◆ Objective
Reproduce everything in the padding bits thread from "However, 6.2.6.2 note" down to "manipulate the padding bits?", word for word.

◆ Provided passage

Bit Padding and other questions

V

vippstar

Hey comp.lang.c

I'm somewhat confused with bit padding.
I tried searching the FAQ, but there isn't a search feature, so I used
google and the search query: site:c-faq.com padding.
I did not find anything relevant to bit padding, only byte padding for
structs, which more or less I understand.

All sections are from n1256

6.2.6.1 p4 says all objects except bit-fields consist of n * CHAR_BIT
bits, where n is sizeof object.
So if an int has padding bits, they are multiples of CHAR_BIT? Is
there a way to find which bits are the padding bits?
Padding bits can only be at the start/end of the object
representation, or anywhere? What happends if I access those padding
bits, by casting the object to (unsigned char *)? What happends if I
change the value of these padding bits?

6.2.6.1 p5 says the object representation does not have to represent
the value of the object type. I think I understand this, for example
with offset:segment pointers, where they could be mapped to the same
area, but have different values? If I understand correctly, == takes
care of this.
In sort, == compares values and memcmp() compares object
representations, right?
However, 6.2.6.2 note 43 says that x == y does not necessarily imply
that x and y have the same value.
I don't understand this, in my opinion contradicts the previous
paragraphs, does it not?

Why would an implementation want padding bits in any object type? Why
cannot these bits be used to increase the value range?
Why does the standard explicity mention that the byte that getchar() &
family functions read is returned casted to (unsigned char)? I think
it has something to do with 'unsigned char' being the only type that
doesn't have padding bits, but I'm not sure how/why that matters.

Lastly, can the bitshift operators manipulate the padding bits?
For example: int i = x; i <<= y;

All replies much appreciated.
 
S

santosh

Hey comp.lang.c

I'm somewhat confused with bit padding.
I tried searching the FAQ, but there isn't a search feature,

What about:

so I used
google and the search query: site:c-faq.com padding.
I did not find anything relevant to bit padding,

That's because the CLC FAQ was written much before C99 which first
introduced padding bits.

<I'll leave it to the "real experts" to answer your further questions>
:)
 
B

Barry Schwarz

Hey comp.lang.c

I'm somewhat confused with bit padding.
I tried searching the FAQ, but there isn't a search feature, so I used
google and the search query: site:c-faq.com padding.
I did not find anything relevant to bit padding, only byte padding for
structs, which more or less I understand.

All sections are from n1256

6.2.6.1 p4 says all objects except bit-fields consist of n * CHAR_BIT
bits, where n is sizeof object.
So if an int has padding bits, they are multiples of CHAR_BIT? Is

No, there is no requirement that any padding bits completely fill a
byte. See 6.2.6.2.
there a way to find which bits are the padding bits?

Possibly but why would you care? One method would be to use an array
of unsigned char of the appropriate size. You can generate each
possible value of the aggregate (manipulating the elements one at a
time), copy (memcpy) the array to an object of the type in question,
and evaluate the object. If the value is the same as any previous
value, then the two different bit patterns represent the same value.

◆ Provided data

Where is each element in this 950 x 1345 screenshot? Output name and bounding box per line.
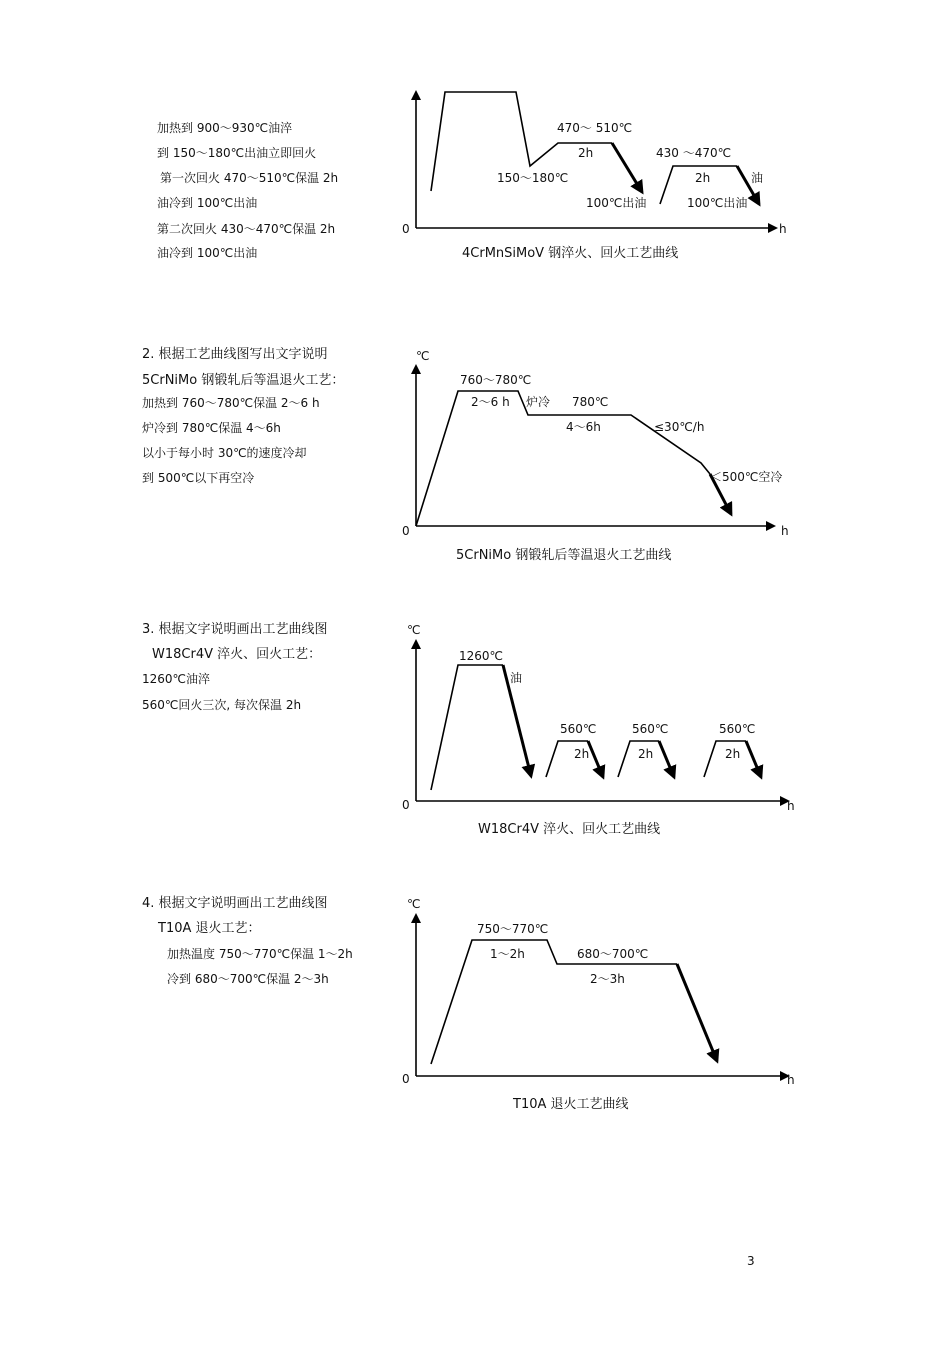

◆ Output for this exercise
However, 6.2.6.2 note 43 says that x == y does not necessarily imply
that x and y have the same value.
I don't understand this, in my opinion contradicts the previous
paragraphs, does it not?

Why would an implementation want padding bits in any object type? Why
cannot these bits be used to increase the value range?
Why does the standard explicity mention that the byte that getchar() &
family functions read is returned casted to (unsigned char)? I think
it has something to do with 'unsigned char' being the only type that
doesn't have padding bits, but I'm not sure how/why that matters.

Lastly, can the bitshift operators manipulate the padding bits?